Write out all the entries word for word, but skip any images.

— begin EXERCISE INPUT —

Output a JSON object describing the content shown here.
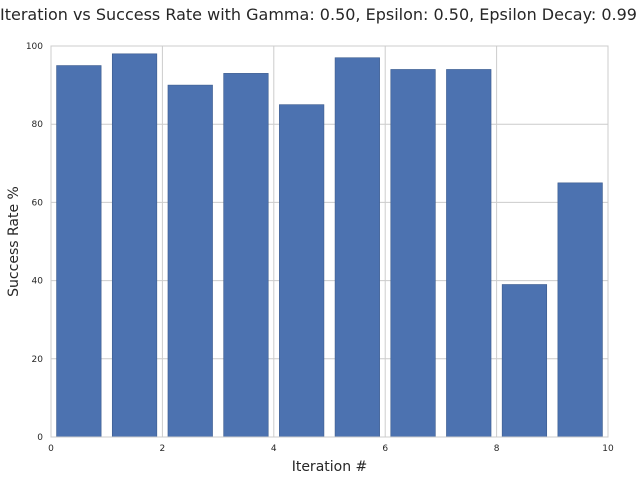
{
  "chart_data": {
    "type": "bar",
    "title": "Iteration vs Success Rate with Gamma: 0.50, Epsilon: 0.50, Epsilon Decay: 0.99",
    "xlabel": "Iteration #",
    "ylabel": "Success Rate %",
    "x": [
      0,
      1,
      2,
      3,
      4,
      5,
      6,
      7,
      8,
      9
    ],
    "values": [
      95,
      98,
      90,
      93,
      85,
      97,
      94,
      94,
      39,
      65
    ],
    "bar_width": 0.8,
    "xlim": [
      0,
      10
    ],
    "ylim": [
      0,
      100
    ],
    "xticks": [
      0,
      2,
      4,
      6,
      8,
      10
    ],
    "yticks": [
      0,
      20,
      40,
      60,
      80,
      100
    ],
    "grid": true,
    "colors": {
      "bar": "#4c72b0",
      "grid": "#cccccc",
      "frame": "#cccccc"
    }
  }
}
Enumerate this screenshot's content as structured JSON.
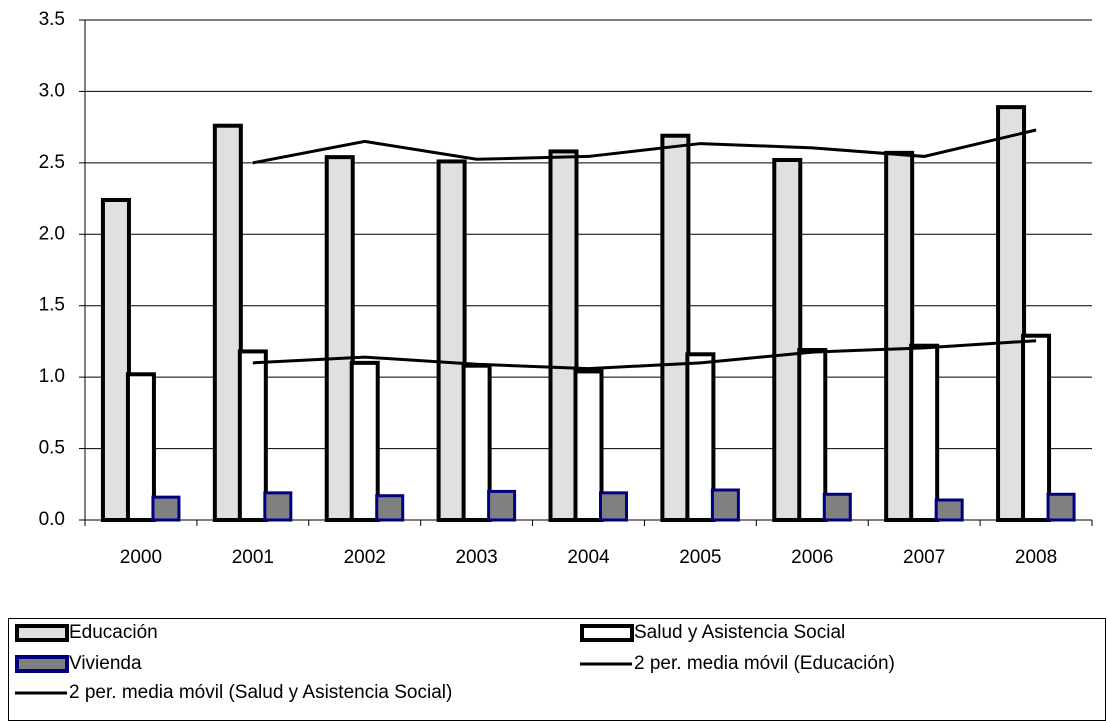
{
  "chart_data": {
    "type": "bar",
    "categories": [
      "2000",
      "2001",
      "2002",
      "2003",
      "2004",
      "2005",
      "2006",
      "2007",
      "2008"
    ],
    "series": [
      {
        "name": "Educación",
        "type": "bar",
        "color": "#e0e0e0",
        "edge": "#000000",
        "values": [
          2.24,
          2.76,
          2.54,
          2.51,
          2.58,
          2.69,
          2.52,
          2.57,
          2.89
        ]
      },
      {
        "name": "Salud y Asistencia Social",
        "type": "bar",
        "color": "#ffffff",
        "edge": "#000000",
        "values": [
          1.02,
          1.18,
          1.1,
          1.08,
          1.04,
          1.16,
          1.19,
          1.22,
          1.29
        ]
      },
      {
        "name": "Vivienda",
        "type": "bar",
        "color": "#808080",
        "edge": "#000080",
        "values": [
          0.16,
          0.19,
          0.17,
          0.2,
          0.19,
          0.21,
          0.18,
          0.14,
          0.18
        ]
      },
      {
        "name": "2 per. media móvil (Educación)",
        "type": "line",
        "color": "#000000",
        "values": [
          null,
          2.5,
          2.65,
          2.525,
          2.545,
          2.635,
          2.605,
          2.545,
          2.73
        ]
      },
      {
        "name": "2 per. media móvil (Salud y Asistencia Social)",
        "type": "line",
        "color": "#000000",
        "values": [
          null,
          1.1,
          1.14,
          1.09,
          1.06,
          1.1,
          1.175,
          1.205,
          1.255
        ]
      }
    ],
    "ylim": [
      0,
      3.5
    ],
    "yticks": [
      {
        "value": 0,
        "label": "0.0"
      },
      0.5,
      {
        "value": 1,
        "label": "1.0"
      },
      1.5,
      {
        "value": 2,
        "label": "2.0"
      },
      2.5,
      {
        "value": 3,
        "label": "3.0"
      },
      3.5
    ],
    "grid": true,
    "legend": "bottom"
  }
}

— end EXERCISE INPUT —

* [FULL ANSWER]:
Output a JSON object describing the content shown here.
{
  "chart_data": {
    "type": "bar",
    "title": "Iteration vs Success Rate with Gamma: 0.50, Epsilon: 0.50, Epsilon Decay: 0.99",
    "xlabel": "Iteration #",
    "ylabel": "Success Rate %",
    "x": [
      0,
      1,
      2,
      3,
      4,
      5,
      6,
      7,
      8,
      9
    ],
    "values": [
      95,
      98,
      90,
      93,
      85,
      97,
      94,
      94,
      39,
      65
    ],
    "bar_width": 0.8,
    "xlim": [
      0,
      10
    ],
    "ylim": [
      0,
      100
    ],
    "xticks": [
      0,
      2,
      4,
      6,
      8,
      10
    ],
    "yticks": [
      0,
      20,
      40,
      60,
      80,
      100
    ],
    "grid": true,
    "colors": {
      "bar": "#4c72b0",
      "grid": "#cccccc",
      "frame": "#cccccc"
    }
  }
}
Enumerate this screenshot's content as structured JSON.
{
  "chart_data": {
    "type": "bar",
    "categories": [
      "2000",
      "2001",
      "2002",
      "2003",
      "2004",
      "2005",
      "2006",
      "2007",
      "2008"
    ],
    "series": [
      {
        "name": "Educación",
        "type": "bar",
        "color": "#e0e0e0",
        "edge": "#000000",
        "values": [
          2.24,
          2.76,
          2.54,
          2.51,
          2.58,
          2.69,
          2.52,
          2.57,
          2.89
        ]
      },
      {
        "name": "Salud y Asistencia Social",
        "type": "bar",
        "color": "#ffffff",
        "edge": "#000000",
        "values": [
          1.02,
          1.18,
          1.1,
          1.08,
          1.04,
          1.16,
          1.19,
          1.22,
          1.29
        ]
      },
      {
        "name": "Vivienda",
        "type": "bar",
        "color": "#808080",
        "edge": "#000080",
        "values": [
          0.16,
          0.19,
          0.17,
          0.2,
          0.19,
          0.21,
          0.18,
          0.14,
          0.18
        ]
      },
      {
        "name": "2 per. media móvil (Educación)",
        "type": "line",
        "color": "#000000",
        "values": [
          null,
          2.5,
          2.65,
          2.525,
          2.545,
          2.635,
          2.605,
          2.545,
          2.73
        ]
      },
      {
        "name": "2 per. media móvil (Salud y Asistencia Social)",
        "type": "line",
        "color": "#000000",
        "values": [
          null,
          1.1,
          1.14,
          1.09,
          1.06,
          1.1,
          1.175,
          1.205,
          1.255
        ]
      }
    ],
    "ylim": [
      0,
      3.5
    ],
    "yticks": [
      {
        "value": 0,
        "label": "0.0"
      },
      0.5,
      {
        "value": 1,
        "label": "1.0"
      },
      1.5,
      {
        "value": 2,
        "label": "2.0"
      },
      2.5,
      {
        "value": 3,
        "label": "3.0"
      },
      3.5
    ],
    "grid": true,
    "legend": "bottom"
  }
}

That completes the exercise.